▸ **Material for the task**
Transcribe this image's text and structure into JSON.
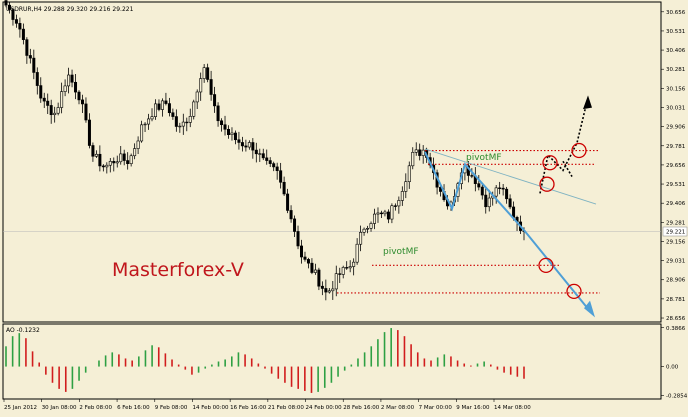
{
  "header": {
    "symbol_info": "USDRUR,H4  29.288 29.320 29.216 29.221"
  },
  "watermark": "Masterforex-V",
  "oscillator": {
    "label": "AO -0.1232"
  },
  "annotations": {
    "pivot_upper": "pivotMF",
    "pivot_lower": "pivotMF"
  },
  "colors": {
    "background": "#f5efd6",
    "bars": "#000000",
    "ao_up": "#2ea043",
    "ao_down": "#d11d1d",
    "arrows": "#4f9fd6",
    "levels": "#cc0000",
    "watermark": "#c0161c",
    "pivot_text": "#2e8b2e"
  },
  "chart_data": [
    {
      "type": "candlestick",
      "y_ticks": [
        "30.656",
        "30.531",
        "30.406",
        "30.281",
        "30.156",
        "30.031",
        "29.906",
        "29.781",
        "29.656",
        "29.531",
        "29.406",
        "29.281",
        "29.221",
        "29.156",
        "29.031",
        "28.906",
        "28.781",
        "28.656"
      ],
      "ylim": [
        28.63,
        30.72
      ],
      "current_price": 29.221,
      "x_ticks": [
        "25 Jan 2012",
        "30 Jan 08:00",
        "2 Feb 08:00",
        "6 Feb 16:00",
        "9 Feb 08:00",
        "14 Feb 00:00",
        "16 Feb 16:00",
        "21 Feb 08:00",
        "24 Feb 00:00",
        "28 Feb 16:00",
        "2 Mar 08:00",
        "7 Mar 00:00",
        "9 Mar 16:00",
        "14 Mar 08:00"
      ],
      "key_prices": [
        30.7,
        30.58,
        30.32,
        30.06,
        29.99,
        30.25,
        30.1,
        29.72,
        29.64,
        29.7,
        29.68,
        29.9,
        30.02,
        30.06,
        29.88,
        30.0,
        30.32,
        29.98,
        29.86,
        29.8,
        29.78,
        29.66,
        29.6,
        29.35,
        29.05,
        28.95,
        28.81,
        28.94,
        29.0,
        29.25,
        29.33,
        29.32,
        29.48,
        29.72,
        29.76,
        29.53,
        29.37,
        29.66,
        29.57,
        29.4,
        29.52,
        29.35,
        29.22
      ],
      "levels": [
        29.75,
        29.66,
        29.0,
        28.82
      ],
      "pivots": [
        29.66,
        29.03
      ]
    },
    {
      "type": "bar",
      "title": "AO -0.1232",
      "y_ticks": [
        "0.3866",
        "0.00",
        "-0.2854"
      ],
      "ylim": [
        -0.32,
        0.42
      ],
      "values": [
        0.2,
        0.3,
        0.33,
        0.28,
        0.15,
        0.04,
        -0.08,
        -0.16,
        -0.22,
        -0.25,
        -0.22,
        -0.14,
        -0.06,
        0.0,
        0.06,
        0.11,
        0.14,
        0.12,
        0.08,
        0.06,
        0.1,
        0.16,
        0.21,
        0.19,
        0.13,
        0.07,
        0.02,
        -0.03,
        -0.08,
        -0.06,
        -0.02,
        0.02,
        0.05,
        0.07,
        0.1,
        0.14,
        0.12,
        0.08,
        0.03,
        -0.02,
        -0.07,
        -0.12,
        -0.16,
        -0.2,
        -0.22,
        -0.24,
        -0.26,
        -0.25,
        -0.21,
        -0.16,
        -0.1,
        -0.04,
        0.02,
        0.08,
        0.14,
        0.2,
        0.27,
        0.34,
        0.38,
        0.36,
        0.3,
        0.22,
        0.14,
        0.08,
        0.06,
        0.09,
        0.12,
        0.1,
        0.06,
        0.03,
        0.01,
        0.03,
        0.05,
        0.02,
        -0.03,
        -0.06,
        -0.08,
        -0.1,
        -0.12
      ]
    }
  ]
}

▸ **What the task asks**
Write out the data precisely as given, excluding the pictures.

▸ **Problem solution**
Transcribe this image's text and structure into JSON.
{
  "header": {
    "symbol_info": "USDRUR,H4  29.288 29.320 29.216 29.221"
  },
  "watermark": "Masterforex-V",
  "oscillator": {
    "label": "AO -0.1232"
  },
  "annotations": {
    "pivot_upper": "pivotMF",
    "pivot_lower": "pivotMF"
  },
  "colors": {
    "background": "#f5efd6",
    "bars": "#000000",
    "ao_up": "#2ea043",
    "ao_down": "#d11d1d",
    "arrows": "#4f9fd6",
    "levels": "#cc0000",
    "watermark": "#c0161c",
    "pivot_text": "#2e8b2e"
  },
  "chart_data": [
    {
      "type": "candlestick",
      "y_ticks": [
        "30.656",
        "30.531",
        "30.406",
        "30.281",
        "30.156",
        "30.031",
        "29.906",
        "29.781",
        "29.656",
        "29.531",
        "29.406",
        "29.281",
        "29.221",
        "29.156",
        "29.031",
        "28.906",
        "28.781",
        "28.656"
      ],
      "ylim": [
        28.63,
        30.72
      ],
      "current_price": 29.221,
      "x_ticks": [
        "25 Jan 2012",
        "30 Jan 08:00",
        "2 Feb 08:00",
        "6 Feb 16:00",
        "9 Feb 08:00",
        "14 Feb 00:00",
        "16 Feb 16:00",
        "21 Feb 08:00",
        "24 Feb 00:00",
        "28 Feb 16:00",
        "2 Mar 08:00",
        "7 Mar 00:00",
        "9 Mar 16:00",
        "14 Mar 08:00"
      ],
      "key_prices": [
        30.7,
        30.58,
        30.32,
        30.06,
        29.99,
        30.25,
        30.1,
        29.72,
        29.64,
        29.7,
        29.68,
        29.9,
        30.02,
        30.06,
        29.88,
        30.0,
        30.32,
        29.98,
        29.86,
        29.8,
        29.78,
        29.66,
        29.6,
        29.35,
        29.05,
        28.95,
        28.81,
        28.94,
        29.0,
        29.25,
        29.33,
        29.32,
        29.48,
        29.72,
        29.76,
        29.53,
        29.37,
        29.66,
        29.57,
        29.4,
        29.52,
        29.35,
        29.22
      ],
      "levels": [
        29.75,
        29.66,
        29.0,
        28.82
      ],
      "pivots": [
        29.66,
        29.03
      ]
    },
    {
      "type": "bar",
      "title": "AO -0.1232",
      "y_ticks": [
        "0.3866",
        "0.00",
        "-0.2854"
      ],
      "ylim": [
        -0.32,
        0.42
      ],
      "values": [
        0.2,
        0.3,
        0.33,
        0.28,
        0.15,
        0.04,
        -0.08,
        -0.16,
        -0.22,
        -0.25,
        -0.22,
        -0.14,
        -0.06,
        0.0,
        0.06,
        0.11,
        0.14,
        0.12,
        0.08,
        0.06,
        0.1,
        0.16,
        0.21,
        0.19,
        0.13,
        0.07,
        0.02,
        -0.03,
        -0.08,
        -0.06,
        -0.02,
        0.02,
        0.05,
        0.07,
        0.1,
        0.14,
        0.12,
        0.08,
        0.03,
        -0.02,
        -0.07,
        -0.12,
        -0.16,
        -0.2,
        -0.22,
        -0.24,
        -0.26,
        -0.25,
        -0.21,
        -0.16,
        -0.1,
        -0.04,
        0.02,
        0.08,
        0.14,
        0.2,
        0.27,
        0.34,
        0.38,
        0.36,
        0.3,
        0.22,
        0.14,
        0.08,
        0.06,
        0.09,
        0.12,
        0.1,
        0.06,
        0.03,
        0.01,
        0.03,
        0.05,
        0.02,
        -0.03,
        -0.06,
        -0.08,
        -0.1,
        -0.12
      ]
    }
  ]
}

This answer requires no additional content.